- _LISTED ENTRIES_:
--------

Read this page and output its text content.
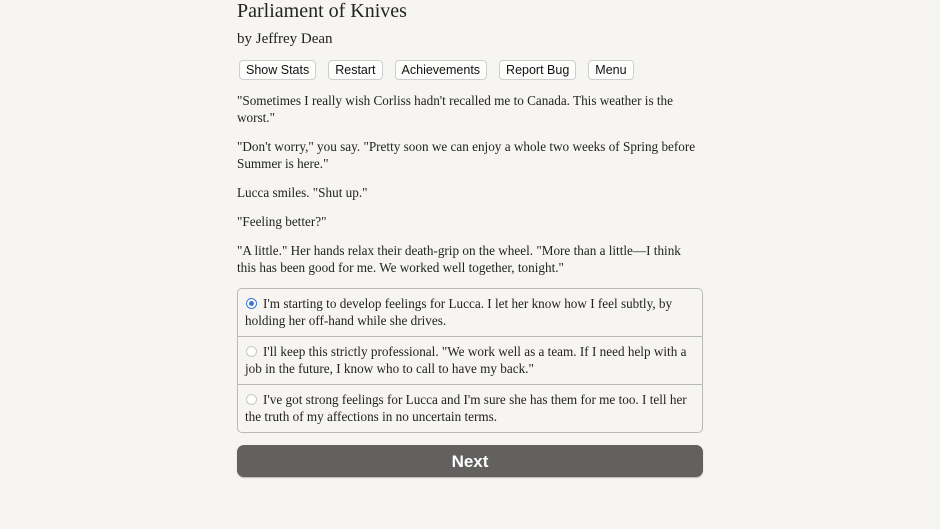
Parliament of Knives
by Jeffrey Dean
Show Stats	Restart	Achievements	Report Bug	Menu

"Sometimes I really wish Corliss hadn't recalled me to Canada. This weather is the worst."

"Don't worry," you say. "Pretty soon we can enjoy a whole two weeks of Spring before Summer is here."

Lucca smiles. "Shut up."

"Feeling better?"

"A little." Her hands relax their death-grip on the wheel. "More than a little—I think this has been good for me. We worked well together, tonight."

I'm starting to develop feelings for Lucca. I let her know how I feel subtly, by holding her off-hand while she drives.
I'll keep this strictly professional. "We work well as a team. If I need help with a job in the future, I know who to call to have my back."
I've got strong feelings for Lucca and I'm sure she has them for me too. I tell her the truth of my affections in no uncertain terms.
Next
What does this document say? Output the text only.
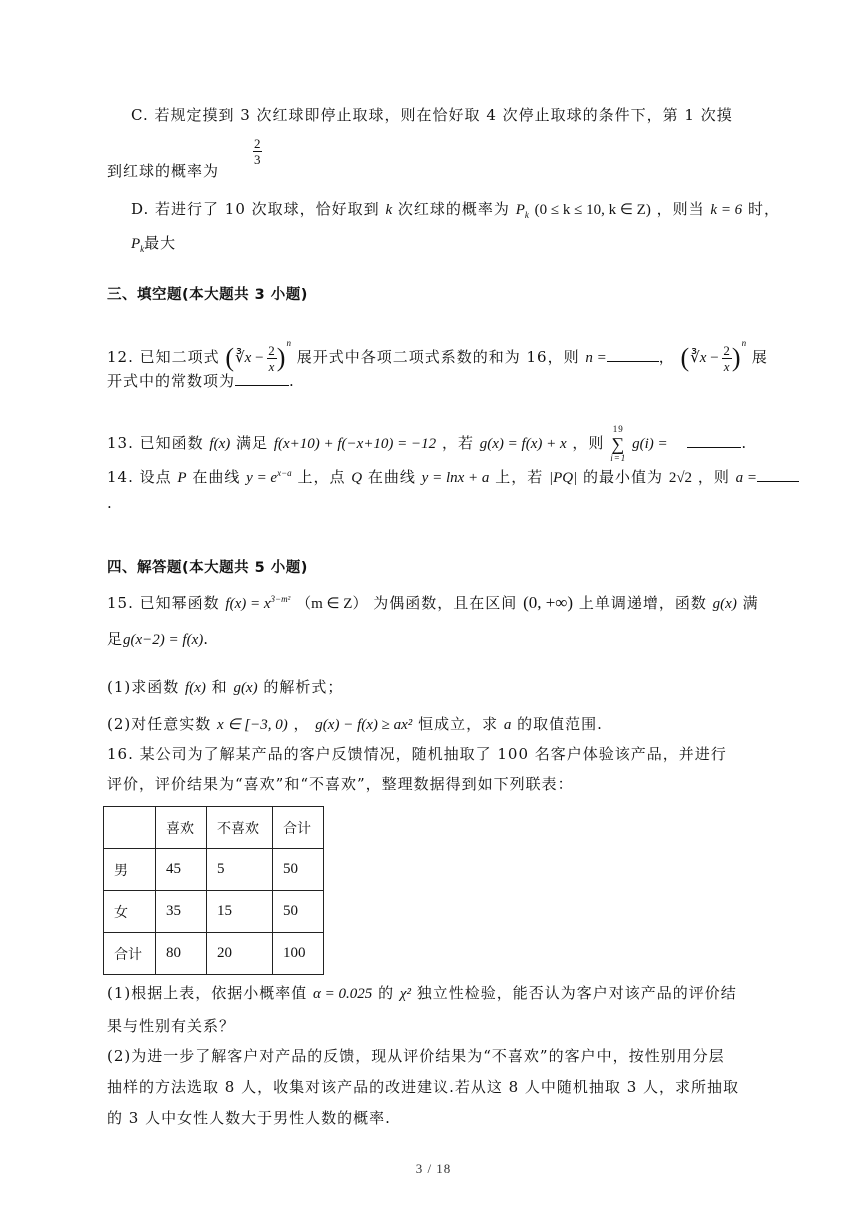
C. 若规定摸到 3 次红球即停止取球，则在恰好取 4 次停止取球的条件下，第 1 次摸
到红球的概率为
$\frac{2}{3}$
D. 若进行了 10 次取球，恰好取到 k 次红球的概率为 $P_k$ (0 ≤ k ≤ 10, k ∈ Z) ，则当 k = 6 时，
$P_k$最大
三、填空题(本大题共 3 小题)
12. 已知二项式 (∛x − $\frac{2}{x} )^n$ 展开式中各项二项式系数的和为 16，则 n =	， (∛x − $\frac{2}{x} )^n$ 展
开式中的常数项为	.
13. 已知函数 f(x) 满足 f(x+10) + f(−x+10) = −12 ，若 g(x) = f(x) + x ，则
19
∑
i=1
g(i) =	.
14. 设点 P 在曲线 $y = e^{x-a}$ 上，点 Q 在曲线 y = lnx + a 上，若 |PQ| 的最小值为 2√2 ，则 a =
.
四、解答题(本大题共 5 小题)
15. 已知幂函数 $f(x) = x^{3-m^2}$ （m ∈ Z） 为偶函数，且在区间 (0, +∞) 上单调递增，函数 g(x) 满
足g(x−2) = f(x).
(1)求函数 f(x) 和 g(x) 的解析式；
(2)对任意实数 x ∈ [−3, 0) ， g(x) − f(x) ≥ ax² 恒成立，求 a 的取值范围.
16. 某公司为了解某产品的客户反馈情况，随机抽取了 100 名客户体验该产品，并进行
评价，评价结果为“喜欢”和“不喜欢”，整理数据得到如下列联表：
	喜欢	不喜欢	合计
男	45	5	50
女	35	15	50
合计	80	20	100
(1)根据上表，依据小概率值 α = 0.025 的 χ² 独立性检验，能否认为客户对该产品的评价结
果与性别有关系？
(2)为进一步了解客户对产品的反馈，现从评价结果为“不喜欢”的客户中，按性别用分层
抽样的方法选取 8 人，收集对该产品的改进建议.若从这 8 人中随机抽取 3 人，求所抽取
的 3 人中女性人数大于男性人数的概率.
3 / 18
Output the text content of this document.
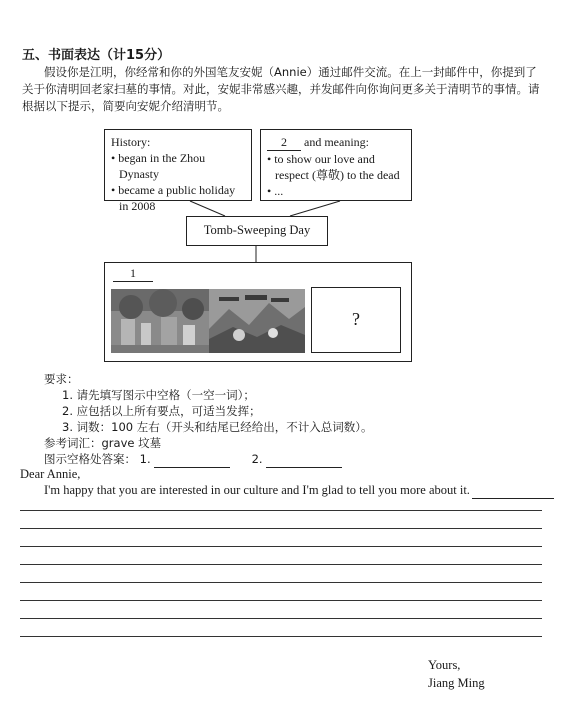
五、书面表达（计15分）
假设你是江明，你经常和你的外国笔友安妮（Annie）通过邮件交流。在上一封邮件中，你提到了关于你清明回老家扫墓的事情。对此，安妮非常感兴趣，并发邮件向你询问更多关于清明节的事情。请根据以下提示，简要向安妮介绍清明节。
History:
• began in the Zhou Dynasty
• became a public holiday in 2008
2 and meaning:
• to show our love and respect (尊敬) to the dead
• ...
Tomb-Sweeping Day
1
?
要求：
1. 请先填写图示中空格（一空一词）；
2. 应包括以上所有要点，可适当发挥；
3. 词数：100 左右（开头和结尾已经给出，不计入总词数）。
参考词汇：grave 坟墓
图示空格处答案： 1.	2.
Dear Annie,
I'm happy that you are interested in our culture and I'm glad to tell you more about it.
Yours,
Jiang Ming
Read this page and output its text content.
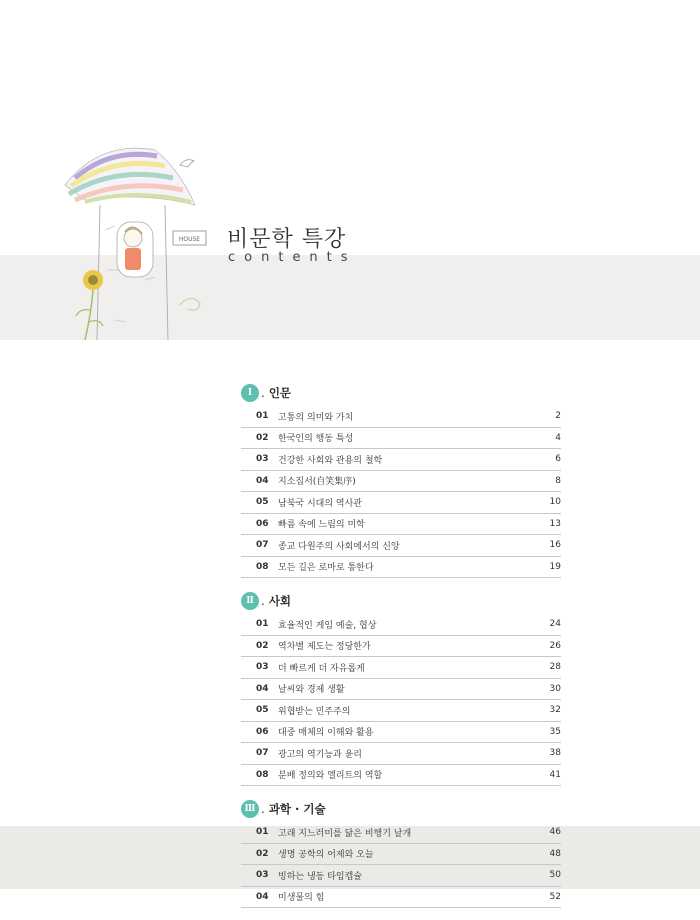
HOUSE 비문학 특강
contents
Ⅰ . 인문
01	고통의 의미와 가치	2
02	한국인의 행동 특성	4
03	건강한 사회와 관용의 철학	6
04	지소집서(自笑集序)	8
05	남북국 시대의 역사관	10
06	빠름 속에 느림의 미학	13
07	종교 다원주의 사회에서의 신앙	16
08	모든 길은 로마로 통한다	19
Ⅱ . 사회
01	효율적인 게임 예술, 협상	24
02	역차별 제도는 정당한가	26
03	더 빠르게 더 자유롭게	28
04	날씨와 경제 생활	30
05	위협받는 민주주의	32
06	대중 매체의 이해와 활용	35
07	광고의 역기능과 윤리	38
08	분배 정의와 엘리트의 역할	41
Ⅲ . 과학 · 기술
01	고래 지느러미를 닮은 비행기 날개	46
02	생명 공학의 어제와 오늘	48
03	빙하는 냉동 타임캡슐	50
04	미생물의 힘	52
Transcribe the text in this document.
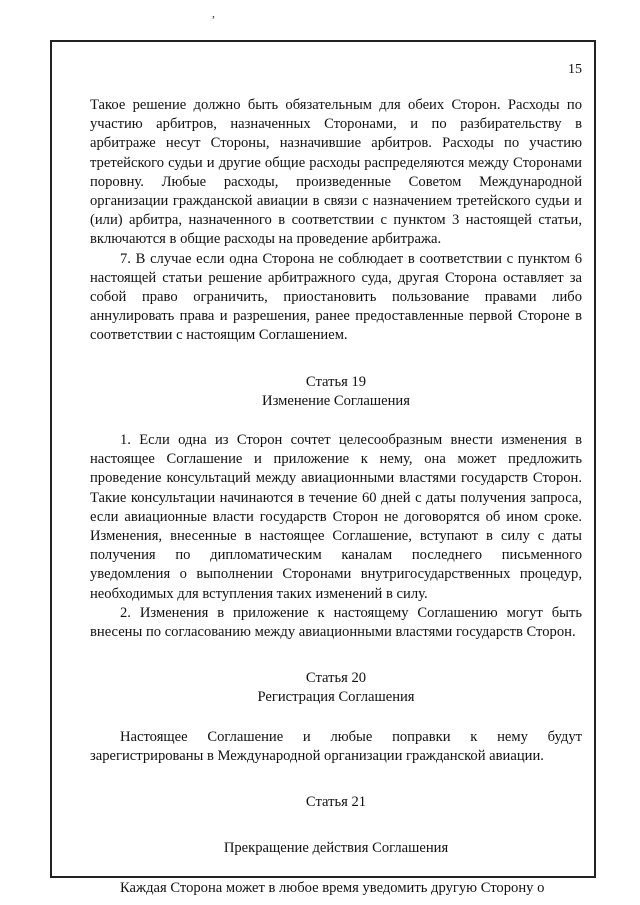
,
15

Такое решение должно быть обязательным для обеих Сторон. Расходы по участию арбитров, назначенных Сторонами, и по разбирательству в арбитраже несут Стороны, назначившие арбитров. Расходы по участию третейского судьи и другие общие расходы распределяются между Сторонами поровну. Любые расходы, произведенные Советом Международной организации гражданской авиации в связи с назначением третейского судьи и (или) арбитра, назначенного в соответствии с пунктом 3 настоящей статьи, включаются в общие расходы на проведение арбитража.

7. В случае если одна Сторона не соблюдает в соответствии с пунктом 6 настоящей статьи решение арбитражного суда, другая Сторона оставляет за собой право ограничить, приостановить пользование правами либо аннулировать права и разрешения, ранее предоставленные первой Стороне в соответствии с настоящим Соглашением.

Статья 19

Изменение Соглашения

1. Если одна из Сторон сочтет целесообразным внести изменения в настоящее Соглашение и приложение к нему, она может предложить проведение консультаций между авиационными властями государств Сторон. Такие консультации начинаются в течение 60 дней с даты получения запроса, если авиационные власти государств Сторон не договорятся об ином сроке. Изменения, внесенные в настоящее Соглашение, вступают в силу с даты получения по дипломатическим каналам последнего письменного уведомления о выполнении Сторонами внутригосударственных процедур, необходимых для вступления таких изменений в силу.

2. Изменения в приложение к настоящему Соглашению могут быть внесены по согласованию между авиационными властями государств Сторон.

Статья 20

Регистрация Соглашения

Настоящее Соглашение и любые поправки к нему будут зарегистрированы в Международной организации гражданской авиации.

Статья 21

Прекращение действия Соглашения

Каждая Сторона может в любое время уведомить другую Сторону о
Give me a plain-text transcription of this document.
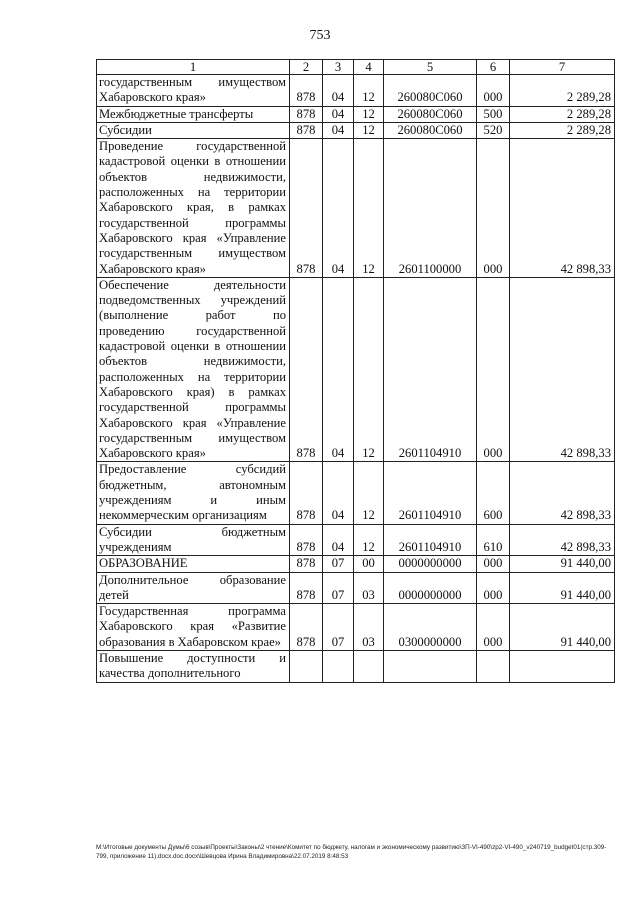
753
1	2	3	4	5	6	7
государственным имуществом Хабаровского края»	878	04	12	260080С060	000	2 289,28
Межбюджетные трансферты	878	04	12	260080С060	500	2 289,28
Субсидии	878	04	12	260080С060	520	2 289,28
Проведение государственной кадастровой оценки в отношении объектов недвижимости, расположенных на территории Хабаровского края, в рамках государственной программы Хабаровского края «Управление государственным имуществом Хабаровского края»	878	04	12	2601100000	000	42 898,33
Обеспечение деятельности подведомственных учреждений (выполнение работ по проведению государственной кадастровой оценки в отношении объектов недвижимости, расположенных на территории Хабаровского края) в рамках государственной программы Хабаровского края «Управление государственным имуществом Хабаровского края»	878	04	12	2601104910	000	42 898,33
Предоставление субсидий бюджетным, автономным учреждениям и иным некоммерческим организациям	878	04	12	2601104910	600	42 898,33
Субсидии бюджетным учреждениям	878	04	12	2601104910	610	42 898,33
ОБРАЗОВАНИЕ	878	07	00	0000000000	000	91 440,00
Дополнительное образование детей	878	07	03	0000000000	000	91 440,00
Государственная программа Хабаровского края «Развитие образования в Хабаровском крае»	878	07	03	0300000000	000	91 440,00
Повышение доступности и качества дополнительного						
M:\Итоговые документы Думы\6 созыв\Проекты\Законы\2 чтение\Комитет по бюджету, налогам и экономическому развитию\ЗП-VI-490\zp2-VI-490_v240719_budget01(стр.309-799, приложение 11).docx.doc.docx\Шевцова Ирина Владимировна\22.07.2019 8:48:53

--------

- _SHORT EXERCISE_: Copy in full each line that holds the word "Lucca".

- _ANSWER TO THE TASK_:
Lucca smiles. "Shut up."
I'm starting to develop feelings for Lucca. I let her know how I feel subtly, by holding her off-hand while she drives.
I've got strong feelings for Lucca and I'm sure she has them for me too. I tell her the truth of my affections in no uncertain terms.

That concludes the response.